Goal:
In the listing below, locate the lines bearing the word "screenshot". Copy every one of them.

** Start of Data supplied **

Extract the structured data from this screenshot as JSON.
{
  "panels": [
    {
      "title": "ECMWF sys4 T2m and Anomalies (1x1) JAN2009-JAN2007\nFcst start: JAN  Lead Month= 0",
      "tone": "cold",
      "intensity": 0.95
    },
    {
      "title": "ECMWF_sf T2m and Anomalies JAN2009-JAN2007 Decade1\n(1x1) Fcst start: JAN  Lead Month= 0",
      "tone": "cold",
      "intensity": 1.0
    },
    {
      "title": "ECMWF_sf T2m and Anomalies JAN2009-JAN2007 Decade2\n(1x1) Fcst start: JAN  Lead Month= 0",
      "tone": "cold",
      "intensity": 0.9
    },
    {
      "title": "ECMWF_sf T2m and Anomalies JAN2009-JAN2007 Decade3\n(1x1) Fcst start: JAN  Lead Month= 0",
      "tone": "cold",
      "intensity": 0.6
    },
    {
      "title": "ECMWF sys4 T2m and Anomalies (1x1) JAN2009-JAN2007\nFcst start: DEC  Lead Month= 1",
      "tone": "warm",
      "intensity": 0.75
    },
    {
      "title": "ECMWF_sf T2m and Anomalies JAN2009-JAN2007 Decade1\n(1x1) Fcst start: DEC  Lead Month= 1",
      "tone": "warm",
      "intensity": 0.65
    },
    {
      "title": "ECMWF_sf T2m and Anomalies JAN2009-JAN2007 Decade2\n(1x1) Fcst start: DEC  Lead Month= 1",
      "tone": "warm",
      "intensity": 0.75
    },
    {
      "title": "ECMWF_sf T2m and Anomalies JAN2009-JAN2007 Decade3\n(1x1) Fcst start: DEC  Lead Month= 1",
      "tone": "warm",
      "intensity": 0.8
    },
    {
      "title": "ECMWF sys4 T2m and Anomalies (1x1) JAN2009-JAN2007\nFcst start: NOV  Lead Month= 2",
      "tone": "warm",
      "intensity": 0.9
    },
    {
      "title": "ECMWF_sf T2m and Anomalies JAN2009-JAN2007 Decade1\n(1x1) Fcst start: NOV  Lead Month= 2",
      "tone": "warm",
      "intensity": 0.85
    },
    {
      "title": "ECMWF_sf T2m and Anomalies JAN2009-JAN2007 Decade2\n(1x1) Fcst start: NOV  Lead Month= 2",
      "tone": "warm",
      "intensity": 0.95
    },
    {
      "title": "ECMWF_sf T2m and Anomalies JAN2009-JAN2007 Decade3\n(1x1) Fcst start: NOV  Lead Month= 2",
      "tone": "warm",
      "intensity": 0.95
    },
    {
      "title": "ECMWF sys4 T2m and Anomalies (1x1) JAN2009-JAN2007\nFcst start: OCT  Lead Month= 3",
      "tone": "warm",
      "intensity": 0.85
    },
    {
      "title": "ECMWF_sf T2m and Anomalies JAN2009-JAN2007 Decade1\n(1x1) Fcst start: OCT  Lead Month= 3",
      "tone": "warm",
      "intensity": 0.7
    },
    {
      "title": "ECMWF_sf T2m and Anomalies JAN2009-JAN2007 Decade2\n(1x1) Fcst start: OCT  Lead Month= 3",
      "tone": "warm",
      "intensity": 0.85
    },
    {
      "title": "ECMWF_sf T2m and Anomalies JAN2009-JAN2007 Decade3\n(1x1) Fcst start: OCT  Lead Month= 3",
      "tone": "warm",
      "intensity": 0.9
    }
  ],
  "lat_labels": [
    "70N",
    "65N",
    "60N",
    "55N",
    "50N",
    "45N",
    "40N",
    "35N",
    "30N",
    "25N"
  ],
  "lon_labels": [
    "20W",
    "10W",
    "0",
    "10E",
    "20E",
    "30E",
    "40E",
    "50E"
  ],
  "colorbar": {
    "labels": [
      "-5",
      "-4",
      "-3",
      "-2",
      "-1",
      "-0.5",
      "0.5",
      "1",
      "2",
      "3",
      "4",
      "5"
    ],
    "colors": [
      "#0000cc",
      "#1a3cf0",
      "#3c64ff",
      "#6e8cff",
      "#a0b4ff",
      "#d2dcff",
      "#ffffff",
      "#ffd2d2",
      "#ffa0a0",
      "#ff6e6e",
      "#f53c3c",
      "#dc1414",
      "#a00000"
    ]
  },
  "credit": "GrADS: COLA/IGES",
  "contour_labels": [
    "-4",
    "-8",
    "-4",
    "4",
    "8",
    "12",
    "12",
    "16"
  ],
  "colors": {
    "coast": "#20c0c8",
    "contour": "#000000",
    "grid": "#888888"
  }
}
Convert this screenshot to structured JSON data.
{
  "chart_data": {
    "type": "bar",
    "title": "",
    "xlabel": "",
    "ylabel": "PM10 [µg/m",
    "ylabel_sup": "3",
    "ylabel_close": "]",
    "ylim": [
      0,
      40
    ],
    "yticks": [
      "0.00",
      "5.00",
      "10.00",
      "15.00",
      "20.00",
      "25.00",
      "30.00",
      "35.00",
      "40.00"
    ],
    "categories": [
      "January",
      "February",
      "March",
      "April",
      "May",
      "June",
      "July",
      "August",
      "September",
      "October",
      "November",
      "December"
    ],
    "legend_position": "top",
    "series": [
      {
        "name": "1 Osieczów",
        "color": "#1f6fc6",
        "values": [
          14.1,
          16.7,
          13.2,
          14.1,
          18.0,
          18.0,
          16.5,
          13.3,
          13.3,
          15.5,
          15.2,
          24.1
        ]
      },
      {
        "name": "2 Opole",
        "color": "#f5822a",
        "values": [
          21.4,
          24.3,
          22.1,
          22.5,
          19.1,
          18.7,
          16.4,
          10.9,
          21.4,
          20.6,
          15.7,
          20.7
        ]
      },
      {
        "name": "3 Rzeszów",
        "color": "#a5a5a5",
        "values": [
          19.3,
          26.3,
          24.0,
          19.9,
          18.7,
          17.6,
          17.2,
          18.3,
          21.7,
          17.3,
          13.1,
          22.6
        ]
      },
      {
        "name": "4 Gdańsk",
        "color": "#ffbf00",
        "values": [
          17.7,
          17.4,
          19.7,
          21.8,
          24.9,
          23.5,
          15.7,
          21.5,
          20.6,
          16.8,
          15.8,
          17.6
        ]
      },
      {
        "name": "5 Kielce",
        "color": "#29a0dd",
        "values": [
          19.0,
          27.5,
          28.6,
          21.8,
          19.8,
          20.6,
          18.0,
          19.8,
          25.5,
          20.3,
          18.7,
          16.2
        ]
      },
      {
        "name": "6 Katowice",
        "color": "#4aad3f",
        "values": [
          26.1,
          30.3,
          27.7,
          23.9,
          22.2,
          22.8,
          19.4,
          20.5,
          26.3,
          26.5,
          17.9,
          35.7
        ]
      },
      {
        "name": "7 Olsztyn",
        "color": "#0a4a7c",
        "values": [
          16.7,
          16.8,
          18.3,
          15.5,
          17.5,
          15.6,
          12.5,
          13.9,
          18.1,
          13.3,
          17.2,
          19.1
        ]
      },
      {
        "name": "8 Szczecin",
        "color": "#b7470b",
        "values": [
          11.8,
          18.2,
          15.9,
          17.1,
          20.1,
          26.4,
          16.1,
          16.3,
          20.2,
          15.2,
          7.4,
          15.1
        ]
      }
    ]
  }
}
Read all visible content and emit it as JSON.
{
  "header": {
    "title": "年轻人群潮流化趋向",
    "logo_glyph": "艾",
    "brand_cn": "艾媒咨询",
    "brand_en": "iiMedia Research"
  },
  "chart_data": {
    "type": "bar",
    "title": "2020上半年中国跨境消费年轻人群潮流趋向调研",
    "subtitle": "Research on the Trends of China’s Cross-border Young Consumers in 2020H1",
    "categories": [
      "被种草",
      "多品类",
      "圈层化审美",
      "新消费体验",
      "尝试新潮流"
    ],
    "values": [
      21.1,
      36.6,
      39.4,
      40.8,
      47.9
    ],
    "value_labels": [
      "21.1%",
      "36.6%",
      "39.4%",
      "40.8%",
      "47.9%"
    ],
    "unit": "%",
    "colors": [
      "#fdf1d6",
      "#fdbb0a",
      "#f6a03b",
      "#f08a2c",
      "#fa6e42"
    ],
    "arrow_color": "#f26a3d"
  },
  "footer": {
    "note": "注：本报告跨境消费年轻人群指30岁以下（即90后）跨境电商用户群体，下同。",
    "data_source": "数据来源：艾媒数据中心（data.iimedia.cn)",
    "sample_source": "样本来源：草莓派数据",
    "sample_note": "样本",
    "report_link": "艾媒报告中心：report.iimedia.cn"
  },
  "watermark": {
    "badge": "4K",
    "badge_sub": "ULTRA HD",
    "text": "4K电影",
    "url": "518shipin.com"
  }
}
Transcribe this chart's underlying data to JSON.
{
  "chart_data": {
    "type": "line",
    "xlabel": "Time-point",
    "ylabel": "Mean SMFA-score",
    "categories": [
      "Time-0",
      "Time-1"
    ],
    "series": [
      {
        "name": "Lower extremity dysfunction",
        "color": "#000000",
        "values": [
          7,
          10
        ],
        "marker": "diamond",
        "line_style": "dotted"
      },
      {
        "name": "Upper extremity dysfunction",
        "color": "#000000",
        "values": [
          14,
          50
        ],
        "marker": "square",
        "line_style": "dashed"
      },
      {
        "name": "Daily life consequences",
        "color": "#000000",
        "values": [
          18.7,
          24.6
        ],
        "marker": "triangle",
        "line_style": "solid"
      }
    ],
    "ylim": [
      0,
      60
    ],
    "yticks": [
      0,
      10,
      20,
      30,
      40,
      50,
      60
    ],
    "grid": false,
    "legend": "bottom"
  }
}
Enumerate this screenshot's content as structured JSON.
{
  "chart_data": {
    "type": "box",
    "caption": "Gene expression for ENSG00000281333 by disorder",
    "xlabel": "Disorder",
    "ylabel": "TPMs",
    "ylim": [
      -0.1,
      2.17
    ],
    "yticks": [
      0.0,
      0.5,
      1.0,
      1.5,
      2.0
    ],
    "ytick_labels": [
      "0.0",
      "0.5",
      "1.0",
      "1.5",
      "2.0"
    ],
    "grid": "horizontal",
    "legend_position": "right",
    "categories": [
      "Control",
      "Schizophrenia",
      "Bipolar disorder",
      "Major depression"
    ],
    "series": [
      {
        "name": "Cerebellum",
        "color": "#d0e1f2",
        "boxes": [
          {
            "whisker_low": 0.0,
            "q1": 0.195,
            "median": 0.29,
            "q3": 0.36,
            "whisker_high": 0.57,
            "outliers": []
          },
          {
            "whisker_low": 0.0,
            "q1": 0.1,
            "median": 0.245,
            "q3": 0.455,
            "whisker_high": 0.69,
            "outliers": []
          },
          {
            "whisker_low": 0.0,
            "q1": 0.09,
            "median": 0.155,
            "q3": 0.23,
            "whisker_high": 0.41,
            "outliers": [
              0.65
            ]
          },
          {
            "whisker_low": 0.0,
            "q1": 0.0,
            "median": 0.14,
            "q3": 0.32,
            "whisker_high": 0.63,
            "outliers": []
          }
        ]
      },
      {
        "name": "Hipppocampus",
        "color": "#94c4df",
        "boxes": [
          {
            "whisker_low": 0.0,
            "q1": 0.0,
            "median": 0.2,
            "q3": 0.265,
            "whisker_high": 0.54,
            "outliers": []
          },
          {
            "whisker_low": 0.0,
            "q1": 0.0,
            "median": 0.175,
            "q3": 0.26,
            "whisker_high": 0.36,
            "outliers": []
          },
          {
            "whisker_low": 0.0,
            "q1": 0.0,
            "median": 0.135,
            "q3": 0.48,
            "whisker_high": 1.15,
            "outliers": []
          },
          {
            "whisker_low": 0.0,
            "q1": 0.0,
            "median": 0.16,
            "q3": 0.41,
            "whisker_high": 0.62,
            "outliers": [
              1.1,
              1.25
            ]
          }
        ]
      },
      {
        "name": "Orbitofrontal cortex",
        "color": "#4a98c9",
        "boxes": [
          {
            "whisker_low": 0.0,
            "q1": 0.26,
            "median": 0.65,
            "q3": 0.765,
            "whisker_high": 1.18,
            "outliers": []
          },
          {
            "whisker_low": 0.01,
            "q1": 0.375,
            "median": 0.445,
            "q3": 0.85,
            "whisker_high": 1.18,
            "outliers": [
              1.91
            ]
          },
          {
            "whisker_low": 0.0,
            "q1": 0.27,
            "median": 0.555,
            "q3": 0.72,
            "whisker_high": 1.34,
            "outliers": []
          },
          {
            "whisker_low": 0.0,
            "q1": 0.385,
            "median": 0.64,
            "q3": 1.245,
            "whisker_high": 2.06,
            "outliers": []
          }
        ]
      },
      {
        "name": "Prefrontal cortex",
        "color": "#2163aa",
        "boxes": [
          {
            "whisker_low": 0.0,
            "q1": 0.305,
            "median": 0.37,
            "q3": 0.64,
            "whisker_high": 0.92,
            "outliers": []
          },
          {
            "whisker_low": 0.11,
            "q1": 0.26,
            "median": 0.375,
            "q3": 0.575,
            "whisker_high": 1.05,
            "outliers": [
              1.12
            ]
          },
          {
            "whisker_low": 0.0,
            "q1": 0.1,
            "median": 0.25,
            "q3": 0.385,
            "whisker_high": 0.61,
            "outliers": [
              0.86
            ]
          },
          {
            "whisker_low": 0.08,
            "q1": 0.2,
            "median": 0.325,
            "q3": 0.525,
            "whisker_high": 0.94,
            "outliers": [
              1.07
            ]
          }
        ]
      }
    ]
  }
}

** End of Data supplied **

Result of the task:
Extract the structured data from this screenshot as JSON.
Convert this screenshot to structured JSON data.
Enumerate this screenshot's content as structured JSON.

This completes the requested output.